→ **THE INPUT**:
◇ ◇ ◇ ◇ ◇ ◇ ◇

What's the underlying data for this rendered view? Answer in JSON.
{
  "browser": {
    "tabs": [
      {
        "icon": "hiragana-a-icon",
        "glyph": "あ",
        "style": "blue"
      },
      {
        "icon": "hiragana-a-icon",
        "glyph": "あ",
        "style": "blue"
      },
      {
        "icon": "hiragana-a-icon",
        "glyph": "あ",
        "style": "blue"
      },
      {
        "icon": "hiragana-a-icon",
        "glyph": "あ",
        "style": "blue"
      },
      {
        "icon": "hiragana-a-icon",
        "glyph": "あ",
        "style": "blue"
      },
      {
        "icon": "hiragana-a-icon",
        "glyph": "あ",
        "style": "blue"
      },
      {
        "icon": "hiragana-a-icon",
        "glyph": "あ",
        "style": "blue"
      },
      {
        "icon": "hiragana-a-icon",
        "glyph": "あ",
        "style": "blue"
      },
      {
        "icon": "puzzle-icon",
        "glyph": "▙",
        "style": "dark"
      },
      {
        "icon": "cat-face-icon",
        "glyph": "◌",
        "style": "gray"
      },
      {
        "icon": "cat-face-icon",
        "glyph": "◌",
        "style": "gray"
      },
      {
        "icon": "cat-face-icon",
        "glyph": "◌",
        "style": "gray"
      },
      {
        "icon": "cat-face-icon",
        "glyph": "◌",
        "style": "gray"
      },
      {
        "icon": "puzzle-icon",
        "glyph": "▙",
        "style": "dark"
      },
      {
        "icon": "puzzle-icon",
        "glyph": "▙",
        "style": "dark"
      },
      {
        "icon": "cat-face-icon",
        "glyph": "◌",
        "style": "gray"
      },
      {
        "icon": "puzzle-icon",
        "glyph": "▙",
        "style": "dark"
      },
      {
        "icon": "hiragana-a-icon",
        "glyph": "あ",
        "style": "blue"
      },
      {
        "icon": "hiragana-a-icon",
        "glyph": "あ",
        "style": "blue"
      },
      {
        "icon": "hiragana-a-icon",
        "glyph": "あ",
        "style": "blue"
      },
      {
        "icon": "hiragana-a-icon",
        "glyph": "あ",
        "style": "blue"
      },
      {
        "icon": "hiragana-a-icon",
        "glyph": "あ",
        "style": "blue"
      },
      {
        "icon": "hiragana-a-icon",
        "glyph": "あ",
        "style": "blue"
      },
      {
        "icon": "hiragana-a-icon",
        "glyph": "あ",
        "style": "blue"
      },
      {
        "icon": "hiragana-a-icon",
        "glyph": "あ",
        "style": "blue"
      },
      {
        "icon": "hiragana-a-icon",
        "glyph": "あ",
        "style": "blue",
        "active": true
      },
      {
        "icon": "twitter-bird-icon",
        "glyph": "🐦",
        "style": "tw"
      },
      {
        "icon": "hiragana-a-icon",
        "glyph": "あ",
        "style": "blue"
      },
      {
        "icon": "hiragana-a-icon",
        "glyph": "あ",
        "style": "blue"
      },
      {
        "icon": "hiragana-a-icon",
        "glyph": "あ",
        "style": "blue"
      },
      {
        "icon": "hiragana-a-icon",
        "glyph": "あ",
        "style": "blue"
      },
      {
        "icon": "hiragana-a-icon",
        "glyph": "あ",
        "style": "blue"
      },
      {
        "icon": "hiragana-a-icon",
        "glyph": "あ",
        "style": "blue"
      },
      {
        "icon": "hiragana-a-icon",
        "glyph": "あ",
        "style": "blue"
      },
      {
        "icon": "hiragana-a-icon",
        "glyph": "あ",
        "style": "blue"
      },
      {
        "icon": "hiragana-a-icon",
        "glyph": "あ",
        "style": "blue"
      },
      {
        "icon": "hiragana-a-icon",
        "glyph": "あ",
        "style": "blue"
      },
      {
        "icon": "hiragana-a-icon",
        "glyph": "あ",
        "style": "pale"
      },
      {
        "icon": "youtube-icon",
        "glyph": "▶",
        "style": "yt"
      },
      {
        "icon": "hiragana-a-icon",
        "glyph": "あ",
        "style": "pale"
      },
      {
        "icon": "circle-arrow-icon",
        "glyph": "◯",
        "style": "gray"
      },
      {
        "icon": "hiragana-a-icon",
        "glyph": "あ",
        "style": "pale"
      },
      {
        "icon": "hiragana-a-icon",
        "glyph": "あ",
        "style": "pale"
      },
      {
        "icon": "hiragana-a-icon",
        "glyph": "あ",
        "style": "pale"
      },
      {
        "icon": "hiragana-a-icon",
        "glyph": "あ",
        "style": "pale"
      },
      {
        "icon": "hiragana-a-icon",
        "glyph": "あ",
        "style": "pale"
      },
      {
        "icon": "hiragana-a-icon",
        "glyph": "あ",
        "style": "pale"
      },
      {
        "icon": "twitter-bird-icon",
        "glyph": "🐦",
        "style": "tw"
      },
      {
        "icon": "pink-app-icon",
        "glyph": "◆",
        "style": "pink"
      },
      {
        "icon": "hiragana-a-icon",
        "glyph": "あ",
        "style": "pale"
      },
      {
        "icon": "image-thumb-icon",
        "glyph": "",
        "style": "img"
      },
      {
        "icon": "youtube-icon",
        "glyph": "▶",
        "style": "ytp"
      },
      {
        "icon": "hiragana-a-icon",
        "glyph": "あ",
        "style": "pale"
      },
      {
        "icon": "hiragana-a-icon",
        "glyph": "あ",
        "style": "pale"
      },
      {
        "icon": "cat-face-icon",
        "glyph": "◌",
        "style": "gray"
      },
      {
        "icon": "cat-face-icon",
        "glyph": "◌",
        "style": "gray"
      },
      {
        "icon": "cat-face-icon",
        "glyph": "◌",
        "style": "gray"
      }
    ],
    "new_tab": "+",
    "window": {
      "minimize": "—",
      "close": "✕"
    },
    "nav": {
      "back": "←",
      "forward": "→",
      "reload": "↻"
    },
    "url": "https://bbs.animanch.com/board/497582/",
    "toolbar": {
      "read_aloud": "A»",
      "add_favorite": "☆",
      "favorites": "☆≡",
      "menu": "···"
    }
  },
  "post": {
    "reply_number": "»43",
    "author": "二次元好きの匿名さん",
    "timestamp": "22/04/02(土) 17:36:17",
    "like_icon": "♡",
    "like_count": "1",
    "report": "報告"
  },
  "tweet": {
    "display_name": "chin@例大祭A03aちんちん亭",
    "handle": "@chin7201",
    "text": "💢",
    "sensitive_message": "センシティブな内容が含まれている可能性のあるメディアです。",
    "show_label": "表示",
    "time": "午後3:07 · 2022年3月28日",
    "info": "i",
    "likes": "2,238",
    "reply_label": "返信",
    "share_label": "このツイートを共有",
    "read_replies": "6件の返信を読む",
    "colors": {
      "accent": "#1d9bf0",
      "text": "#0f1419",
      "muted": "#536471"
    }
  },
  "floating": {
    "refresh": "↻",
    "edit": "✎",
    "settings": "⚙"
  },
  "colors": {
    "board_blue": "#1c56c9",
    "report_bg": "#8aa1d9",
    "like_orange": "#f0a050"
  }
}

◇ ◇ ◇ ◇ ◇ ◇ ◇

Write out every line from the records above, word for word.

→ **ANSWER BELOW**:
What's the underlying data for this rendered view? Answer in JSON.
{
  "browser": {
    "tabs": [
      {
        "icon": "hiragana-a-icon",
        "glyph": "あ",
        "style": "blue"
      },
      {
        "icon": "hiragana-a-icon",
        "glyph": "あ",
        "style": "blue"
      },
      {
        "icon": "hiragana-a-icon",
        "glyph": "あ",
        "style": "blue"
      },
      {
        "icon": "hiragana-a-icon",
        "glyph": "あ",
        "style": "blue"
      },
      {
        "icon": "hiragana-a-icon",
        "glyph": "あ",
        "style": "blue"
      },
      {
        "icon": "hiragana-a-icon",
        "glyph": "あ",
        "style": "blue"
      },
      {
        "icon": "hiragana-a-icon",
        "glyph": "あ",
        "style": "blue"
      },
      {
        "icon": "hiragana-a-icon",
        "glyph": "あ",
        "style": "blue"
      },
      {
        "icon": "puzzle-icon",
        "glyph": "▙",
        "style": "dark"
      },
      {
        "icon": "cat-face-icon",
        "glyph": "◌",
        "style": "gray"
      },
      {
        "icon": "cat-face-icon",
        "glyph": "◌",
        "style": "gray"
      },
      {
        "icon": "cat-face-icon",
        "glyph": "◌",
        "style": "gray"
      },
      {
        "icon": "cat-face-icon",
        "glyph": "◌",
        "style": "gray"
      },
      {
        "icon": "puzzle-icon",
        "glyph": "▙",
        "style": "dark"
      },
      {
        "icon": "puzzle-icon",
        "glyph": "▙",
        "style": "dark"
      },
      {
        "icon": "cat-face-icon",
        "glyph": "◌",
        "style": "gray"
      },
      {
        "icon": "puzzle-icon",
        "glyph": "▙",
        "style": "dark"
      },
      {
        "icon": "hiragana-a-icon",
        "glyph": "あ",
        "style": "blue"
      },
      {
        "icon": "hiragana-a-icon",
        "glyph": "あ",
        "style": "blue"
      },
      {
        "icon": "hiragana-a-icon",
        "glyph": "あ",
        "style": "blue"
      },
      {
        "icon": "hiragana-a-icon",
        "glyph": "あ",
        "style": "blue"
      },
      {
        "icon": "hiragana-a-icon",
        "glyph": "あ",
        "style": "blue"
      },
      {
        "icon": "hiragana-a-icon",
        "glyph": "あ",
        "style": "blue"
      },
      {
        "icon": "hiragana-a-icon",
        "glyph": "あ",
        "style": "blue"
      },
      {
        "icon": "hiragana-a-icon",
        "glyph": "あ",
        "style": "blue"
      },
      {
        "icon": "hiragana-a-icon",
        "glyph": "あ",
        "style": "blue",
        "active": true
      },
      {
        "icon": "twitter-bird-icon",
        "glyph": "🐦",
        "style": "tw"
      },
      {
        "icon": "hiragana-a-icon",
        "glyph": "あ",
        "style": "blue"
      },
      {
        "icon": "hiragana-a-icon",
        "glyph": "あ",
        "style": "blue"
      },
      {
        "icon": "hiragana-a-icon",
        "glyph": "あ",
        "style": "blue"
      },
      {
        "icon": "hiragana-a-icon",
        "glyph": "あ",
        "style": "blue"
      },
      {
        "icon": "hiragana-a-icon",
        "glyph": "あ",
        "style": "blue"
      },
      {
        "icon": "hiragana-a-icon",
        "glyph": "あ",
        "style": "blue"
      },
      {
        "icon": "hiragana-a-icon",
        "glyph": "あ",
        "style": "blue"
      },
      {
        "icon": "hiragana-a-icon",
        "glyph": "あ",
        "style": "blue"
      },
      {
        "icon": "hiragana-a-icon",
        "glyph": "あ",
        "style": "blue"
      },
      {
        "icon": "hiragana-a-icon",
        "glyph": "あ",
        "style": "blue"
      },
      {
        "icon": "hiragana-a-icon",
        "glyph": "あ",
        "style": "pale"
      },
      {
        "icon": "youtube-icon",
        "glyph": "▶",
        "style": "yt"
      },
      {
        "icon": "hiragana-a-icon",
        "glyph": "あ",
        "style": "pale"
      },
      {
        "icon": "circle-arrow-icon",
        "glyph": "◯",
        "style": "gray"
      },
      {
        "icon": "hiragana-a-icon",
        "glyph": "あ",
        "style": "pale"
      },
      {
        "icon": "hiragana-a-icon",
        "glyph": "あ",
        "style": "pale"
      },
      {
        "icon": "hiragana-a-icon",
        "glyph": "あ",
        "style": "pale"
      },
      {
        "icon": "hiragana-a-icon",
        "glyph": "あ",
        "style": "pale"
      },
      {
        "icon": "hiragana-a-icon",
        "glyph": "あ",
        "style": "pale"
      },
      {
        "icon": "hiragana-a-icon",
        "glyph": "あ",
        "style": "pale"
      },
      {
        "icon": "twitter-bird-icon",
        "glyph": "🐦",
        "style": "tw"
      },
      {
        "icon": "pink-app-icon",
        "glyph": "◆",
        "style": "pink"
      },
      {
        "icon": "hiragana-a-icon",
        "glyph": "あ",
        "style": "pale"
      },
      {
        "icon": "image-thumb-icon",
        "glyph": "",
        "style": "img"
      },
      {
        "icon": "youtube-icon",
        "glyph": "▶",
        "style": "ytp"
      },
      {
        "icon": "hiragana-a-icon",
        "glyph": "あ",
        "style": "pale"
      },
      {
        "icon": "hiragana-a-icon",
        "glyph": "あ",
        "style": "pale"
      },
      {
        "icon": "cat-face-icon",
        "glyph": "◌",
        "style": "gray"
      },
      {
        "icon": "cat-face-icon",
        "glyph": "◌",
        "style": "gray"
      },
      {
        "icon": "cat-face-icon",
        "glyph": "◌",
        "style": "gray"
      }
    ],
    "new_tab": "+",
    "window": {
      "minimize": "—",
      "close": "✕"
    },
    "nav": {
      "back": "←",
      "forward": "→",
      "reload": "↻"
    },
    "url": "https://bbs.animanch.com/board/497582/",
    "toolbar": {
      "read_aloud": "A»",
      "add_favorite": "☆",
      "favorites": "☆≡",
      "menu": "···"
    }
  },
  "post": {
    "reply_number": "»43",
    "author": "二次元好きの匿名さん",
    "timestamp": "22/04/02(土) 17:36:17",
    "like_icon": "♡",
    "like_count": "1",
    "report": "報告"
  },
  "tweet": {
    "display_name": "chin@例大祭A03aちんちん亭",
    "handle": "@chin7201",
    "text": "💢",
    "sensitive_message": "センシティブな内容が含まれている可能性のあるメディアです。",
    "show_label": "表示",
    "time": "午後3:07 · 2022年3月28日",
    "info": "i",
    "likes": "2,238",
    "reply_label": "返信",
    "share_label": "このツイートを共有",
    "read_replies": "6件の返信を読む",
    "colors": {
      "accent": "#1d9bf0",
      "text": "#0f1419",
      "muted": "#536471"
    }
  },
  "floating": {
    "refresh": "↻",
    "edit": "✎",
    "settings": "⚙"
  },
  "colors": {
    "board_blue": "#1c56c9",
    "report_bg": "#8aa1d9",
    "like_orange": "#f0a050"
  }
}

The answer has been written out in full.